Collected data

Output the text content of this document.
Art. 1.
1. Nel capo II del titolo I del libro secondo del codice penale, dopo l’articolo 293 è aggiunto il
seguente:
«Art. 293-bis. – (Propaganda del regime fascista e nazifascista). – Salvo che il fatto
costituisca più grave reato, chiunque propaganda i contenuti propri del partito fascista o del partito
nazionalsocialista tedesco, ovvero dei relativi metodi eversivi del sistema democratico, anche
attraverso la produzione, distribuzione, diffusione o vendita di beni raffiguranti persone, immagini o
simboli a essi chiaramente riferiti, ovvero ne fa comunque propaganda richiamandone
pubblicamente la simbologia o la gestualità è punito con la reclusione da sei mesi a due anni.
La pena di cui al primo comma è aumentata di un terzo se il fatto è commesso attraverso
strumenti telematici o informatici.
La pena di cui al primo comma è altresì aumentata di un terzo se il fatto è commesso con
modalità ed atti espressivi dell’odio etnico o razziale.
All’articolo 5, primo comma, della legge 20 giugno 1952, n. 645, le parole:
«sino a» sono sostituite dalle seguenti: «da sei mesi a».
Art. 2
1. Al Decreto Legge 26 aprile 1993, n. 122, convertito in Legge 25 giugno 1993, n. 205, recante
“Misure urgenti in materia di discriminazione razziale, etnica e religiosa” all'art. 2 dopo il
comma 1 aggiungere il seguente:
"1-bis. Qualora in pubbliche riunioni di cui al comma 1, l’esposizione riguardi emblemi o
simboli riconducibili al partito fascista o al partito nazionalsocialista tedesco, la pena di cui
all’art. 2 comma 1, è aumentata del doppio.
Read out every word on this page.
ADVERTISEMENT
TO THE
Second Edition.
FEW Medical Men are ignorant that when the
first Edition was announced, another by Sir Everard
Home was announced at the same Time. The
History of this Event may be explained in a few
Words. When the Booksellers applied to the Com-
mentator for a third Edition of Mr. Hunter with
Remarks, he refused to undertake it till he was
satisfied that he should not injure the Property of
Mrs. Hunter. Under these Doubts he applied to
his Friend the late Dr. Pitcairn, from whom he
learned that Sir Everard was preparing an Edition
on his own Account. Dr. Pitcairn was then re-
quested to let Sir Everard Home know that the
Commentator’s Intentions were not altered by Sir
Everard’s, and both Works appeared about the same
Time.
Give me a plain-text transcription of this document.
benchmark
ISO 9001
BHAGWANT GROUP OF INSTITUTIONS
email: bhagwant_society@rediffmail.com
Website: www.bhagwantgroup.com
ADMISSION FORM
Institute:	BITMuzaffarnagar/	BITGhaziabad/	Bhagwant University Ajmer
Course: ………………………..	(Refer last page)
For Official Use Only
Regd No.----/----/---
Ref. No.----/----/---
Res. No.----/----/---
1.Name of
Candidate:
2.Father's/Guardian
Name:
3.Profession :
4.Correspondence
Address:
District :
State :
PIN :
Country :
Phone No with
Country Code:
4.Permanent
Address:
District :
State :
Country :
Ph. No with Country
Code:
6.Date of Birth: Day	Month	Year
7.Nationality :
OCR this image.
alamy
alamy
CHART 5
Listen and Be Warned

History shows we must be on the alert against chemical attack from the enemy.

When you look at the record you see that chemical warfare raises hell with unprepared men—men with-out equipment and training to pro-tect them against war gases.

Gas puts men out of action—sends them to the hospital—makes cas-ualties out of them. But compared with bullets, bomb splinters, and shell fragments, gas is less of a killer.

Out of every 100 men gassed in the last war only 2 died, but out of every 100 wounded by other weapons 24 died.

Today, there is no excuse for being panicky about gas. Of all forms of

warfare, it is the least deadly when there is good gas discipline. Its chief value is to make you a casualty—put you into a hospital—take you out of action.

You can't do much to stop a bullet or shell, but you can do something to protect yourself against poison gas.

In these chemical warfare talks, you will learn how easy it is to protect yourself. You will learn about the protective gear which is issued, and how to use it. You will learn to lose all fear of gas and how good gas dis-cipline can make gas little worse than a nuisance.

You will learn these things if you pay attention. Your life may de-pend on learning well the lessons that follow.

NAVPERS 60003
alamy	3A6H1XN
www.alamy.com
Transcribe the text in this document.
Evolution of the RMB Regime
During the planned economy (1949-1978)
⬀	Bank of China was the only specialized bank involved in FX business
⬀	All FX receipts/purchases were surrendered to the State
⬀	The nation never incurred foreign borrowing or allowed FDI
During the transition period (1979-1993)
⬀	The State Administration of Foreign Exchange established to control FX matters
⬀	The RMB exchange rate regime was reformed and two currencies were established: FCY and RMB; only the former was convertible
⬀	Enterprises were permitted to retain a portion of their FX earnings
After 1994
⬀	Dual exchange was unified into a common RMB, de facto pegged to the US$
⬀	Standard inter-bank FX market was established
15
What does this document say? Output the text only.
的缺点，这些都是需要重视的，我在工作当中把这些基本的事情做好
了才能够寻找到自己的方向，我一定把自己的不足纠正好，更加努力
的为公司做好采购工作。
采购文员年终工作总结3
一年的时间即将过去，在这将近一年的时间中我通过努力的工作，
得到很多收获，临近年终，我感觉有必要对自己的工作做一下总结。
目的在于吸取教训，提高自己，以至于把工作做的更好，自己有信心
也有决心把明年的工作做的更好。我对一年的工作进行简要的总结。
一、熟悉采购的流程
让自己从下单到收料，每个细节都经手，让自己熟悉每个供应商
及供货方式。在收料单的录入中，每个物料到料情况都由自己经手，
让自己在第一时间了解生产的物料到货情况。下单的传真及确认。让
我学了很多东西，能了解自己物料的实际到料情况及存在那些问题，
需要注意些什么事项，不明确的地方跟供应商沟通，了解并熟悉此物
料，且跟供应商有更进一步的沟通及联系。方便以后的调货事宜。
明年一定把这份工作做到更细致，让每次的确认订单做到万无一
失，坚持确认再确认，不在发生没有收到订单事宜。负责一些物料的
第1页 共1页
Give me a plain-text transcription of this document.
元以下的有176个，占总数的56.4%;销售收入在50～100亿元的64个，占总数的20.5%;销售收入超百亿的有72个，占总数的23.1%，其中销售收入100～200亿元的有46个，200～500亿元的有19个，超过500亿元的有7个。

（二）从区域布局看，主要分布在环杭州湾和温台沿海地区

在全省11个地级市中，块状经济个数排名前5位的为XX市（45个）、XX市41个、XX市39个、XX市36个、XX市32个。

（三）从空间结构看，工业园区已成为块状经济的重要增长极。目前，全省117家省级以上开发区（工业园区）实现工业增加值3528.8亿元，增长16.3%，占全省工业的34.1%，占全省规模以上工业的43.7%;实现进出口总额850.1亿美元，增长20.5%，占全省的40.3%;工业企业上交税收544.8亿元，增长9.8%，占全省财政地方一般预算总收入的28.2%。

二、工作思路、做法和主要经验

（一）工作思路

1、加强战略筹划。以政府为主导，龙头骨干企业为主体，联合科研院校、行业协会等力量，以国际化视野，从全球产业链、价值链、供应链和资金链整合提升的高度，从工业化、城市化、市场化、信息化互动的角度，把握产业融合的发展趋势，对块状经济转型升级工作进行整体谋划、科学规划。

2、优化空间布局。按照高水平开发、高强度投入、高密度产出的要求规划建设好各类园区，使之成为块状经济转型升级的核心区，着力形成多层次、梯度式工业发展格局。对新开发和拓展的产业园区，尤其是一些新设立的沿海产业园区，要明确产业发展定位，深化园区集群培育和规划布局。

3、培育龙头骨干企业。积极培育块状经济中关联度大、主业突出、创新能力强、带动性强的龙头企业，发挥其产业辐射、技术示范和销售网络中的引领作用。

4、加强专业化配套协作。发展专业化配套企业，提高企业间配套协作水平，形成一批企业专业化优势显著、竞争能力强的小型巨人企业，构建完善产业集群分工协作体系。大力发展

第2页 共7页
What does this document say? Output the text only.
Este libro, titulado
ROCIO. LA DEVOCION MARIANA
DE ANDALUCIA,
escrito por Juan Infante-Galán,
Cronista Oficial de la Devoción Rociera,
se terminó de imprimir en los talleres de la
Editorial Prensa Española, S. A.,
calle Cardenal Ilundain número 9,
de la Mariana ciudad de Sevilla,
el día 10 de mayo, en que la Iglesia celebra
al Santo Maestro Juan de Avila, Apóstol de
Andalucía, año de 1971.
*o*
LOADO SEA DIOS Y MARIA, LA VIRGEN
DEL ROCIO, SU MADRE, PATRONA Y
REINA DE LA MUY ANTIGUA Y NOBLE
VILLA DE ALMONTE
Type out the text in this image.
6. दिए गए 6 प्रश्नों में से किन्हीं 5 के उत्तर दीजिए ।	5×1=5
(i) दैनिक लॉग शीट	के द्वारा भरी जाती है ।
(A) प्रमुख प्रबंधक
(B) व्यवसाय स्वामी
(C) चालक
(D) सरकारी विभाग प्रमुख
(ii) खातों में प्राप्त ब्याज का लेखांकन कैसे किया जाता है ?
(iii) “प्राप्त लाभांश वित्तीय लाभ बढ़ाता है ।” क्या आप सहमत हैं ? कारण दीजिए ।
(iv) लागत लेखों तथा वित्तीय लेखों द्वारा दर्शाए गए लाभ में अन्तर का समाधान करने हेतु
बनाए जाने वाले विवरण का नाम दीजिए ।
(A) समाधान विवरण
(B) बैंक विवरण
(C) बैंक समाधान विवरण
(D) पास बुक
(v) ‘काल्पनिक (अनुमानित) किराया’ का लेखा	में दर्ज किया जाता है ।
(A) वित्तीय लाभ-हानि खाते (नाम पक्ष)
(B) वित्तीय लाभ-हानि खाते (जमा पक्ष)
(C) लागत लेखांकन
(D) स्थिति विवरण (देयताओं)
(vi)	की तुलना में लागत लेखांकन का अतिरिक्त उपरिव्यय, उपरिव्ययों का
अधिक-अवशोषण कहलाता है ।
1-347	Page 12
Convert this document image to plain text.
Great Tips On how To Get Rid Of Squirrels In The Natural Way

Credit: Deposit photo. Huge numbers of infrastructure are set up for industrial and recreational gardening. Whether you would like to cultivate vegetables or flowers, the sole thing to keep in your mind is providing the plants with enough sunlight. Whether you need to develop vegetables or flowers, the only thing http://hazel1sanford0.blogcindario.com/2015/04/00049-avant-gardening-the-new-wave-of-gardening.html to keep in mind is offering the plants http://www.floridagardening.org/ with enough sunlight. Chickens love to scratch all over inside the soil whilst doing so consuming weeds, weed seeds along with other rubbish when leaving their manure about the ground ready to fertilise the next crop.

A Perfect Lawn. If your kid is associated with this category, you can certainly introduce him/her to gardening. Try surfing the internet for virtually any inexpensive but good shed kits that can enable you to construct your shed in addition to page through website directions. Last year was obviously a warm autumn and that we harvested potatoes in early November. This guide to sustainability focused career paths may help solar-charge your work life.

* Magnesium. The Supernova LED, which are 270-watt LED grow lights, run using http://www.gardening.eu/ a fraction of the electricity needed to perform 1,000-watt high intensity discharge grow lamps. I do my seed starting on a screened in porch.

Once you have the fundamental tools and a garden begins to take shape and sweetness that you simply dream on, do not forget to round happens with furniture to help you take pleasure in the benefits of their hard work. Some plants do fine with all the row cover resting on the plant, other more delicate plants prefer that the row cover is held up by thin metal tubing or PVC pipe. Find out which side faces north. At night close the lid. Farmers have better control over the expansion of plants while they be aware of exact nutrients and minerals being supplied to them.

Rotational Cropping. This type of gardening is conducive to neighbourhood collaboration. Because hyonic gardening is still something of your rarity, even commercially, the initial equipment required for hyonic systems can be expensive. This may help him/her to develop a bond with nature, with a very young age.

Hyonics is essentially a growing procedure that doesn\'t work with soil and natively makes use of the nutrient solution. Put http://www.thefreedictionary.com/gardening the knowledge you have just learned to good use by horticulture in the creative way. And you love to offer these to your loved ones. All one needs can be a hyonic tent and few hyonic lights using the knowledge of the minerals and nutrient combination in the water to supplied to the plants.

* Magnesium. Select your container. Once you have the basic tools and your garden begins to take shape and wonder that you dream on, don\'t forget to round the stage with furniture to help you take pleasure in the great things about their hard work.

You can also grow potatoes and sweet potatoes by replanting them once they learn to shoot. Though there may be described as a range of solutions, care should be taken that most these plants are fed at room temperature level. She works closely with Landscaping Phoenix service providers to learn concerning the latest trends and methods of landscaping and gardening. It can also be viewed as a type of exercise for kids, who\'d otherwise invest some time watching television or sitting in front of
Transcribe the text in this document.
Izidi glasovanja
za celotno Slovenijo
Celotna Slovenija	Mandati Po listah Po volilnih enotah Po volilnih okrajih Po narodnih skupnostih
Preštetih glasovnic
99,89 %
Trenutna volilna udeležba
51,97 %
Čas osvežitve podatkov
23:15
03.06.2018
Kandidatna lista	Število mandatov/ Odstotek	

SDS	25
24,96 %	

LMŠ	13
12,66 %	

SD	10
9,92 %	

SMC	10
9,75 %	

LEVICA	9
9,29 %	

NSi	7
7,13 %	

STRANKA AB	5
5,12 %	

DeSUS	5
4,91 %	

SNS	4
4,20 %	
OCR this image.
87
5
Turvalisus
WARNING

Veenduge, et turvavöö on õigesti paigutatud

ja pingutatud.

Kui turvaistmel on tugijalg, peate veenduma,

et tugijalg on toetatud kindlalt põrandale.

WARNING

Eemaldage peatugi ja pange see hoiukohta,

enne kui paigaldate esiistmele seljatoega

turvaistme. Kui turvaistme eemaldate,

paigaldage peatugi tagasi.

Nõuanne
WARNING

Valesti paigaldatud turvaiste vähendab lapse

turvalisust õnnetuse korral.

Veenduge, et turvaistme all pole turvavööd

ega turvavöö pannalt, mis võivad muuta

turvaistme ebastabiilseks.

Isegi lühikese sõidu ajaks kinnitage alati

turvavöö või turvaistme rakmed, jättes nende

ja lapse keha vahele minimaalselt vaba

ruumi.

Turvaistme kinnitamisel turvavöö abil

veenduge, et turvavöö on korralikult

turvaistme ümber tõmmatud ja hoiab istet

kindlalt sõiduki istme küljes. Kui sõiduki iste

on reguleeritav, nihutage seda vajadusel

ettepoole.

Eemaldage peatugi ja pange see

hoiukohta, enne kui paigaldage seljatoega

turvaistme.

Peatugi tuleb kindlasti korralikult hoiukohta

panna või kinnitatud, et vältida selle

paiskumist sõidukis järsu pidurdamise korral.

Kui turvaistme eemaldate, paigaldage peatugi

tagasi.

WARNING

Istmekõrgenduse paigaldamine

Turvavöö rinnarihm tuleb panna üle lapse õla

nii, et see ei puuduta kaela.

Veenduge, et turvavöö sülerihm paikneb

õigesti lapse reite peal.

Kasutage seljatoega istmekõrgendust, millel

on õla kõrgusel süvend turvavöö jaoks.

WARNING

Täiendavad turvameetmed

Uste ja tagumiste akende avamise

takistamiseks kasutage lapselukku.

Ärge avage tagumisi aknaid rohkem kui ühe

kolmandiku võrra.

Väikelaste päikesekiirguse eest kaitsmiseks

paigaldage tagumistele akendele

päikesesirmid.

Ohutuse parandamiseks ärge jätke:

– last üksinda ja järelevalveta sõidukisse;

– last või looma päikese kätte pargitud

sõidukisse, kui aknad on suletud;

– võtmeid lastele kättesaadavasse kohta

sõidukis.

## Stated goal
Look through the entries above for the word "something". Copy every line where it shows up.

## Worked solution
You can't do much to stop a bullet or shell, but you can do something to protect yourself against poison gas.
Rotational Cropping. This type of gardening is conducive to neighbourhood collaboration. Because hyonic gardening is still something of your rarity, even commercially, the initial equipment required for hyonic systems can be expensive. This may help him/her to develop a bond with nature, with a very young age.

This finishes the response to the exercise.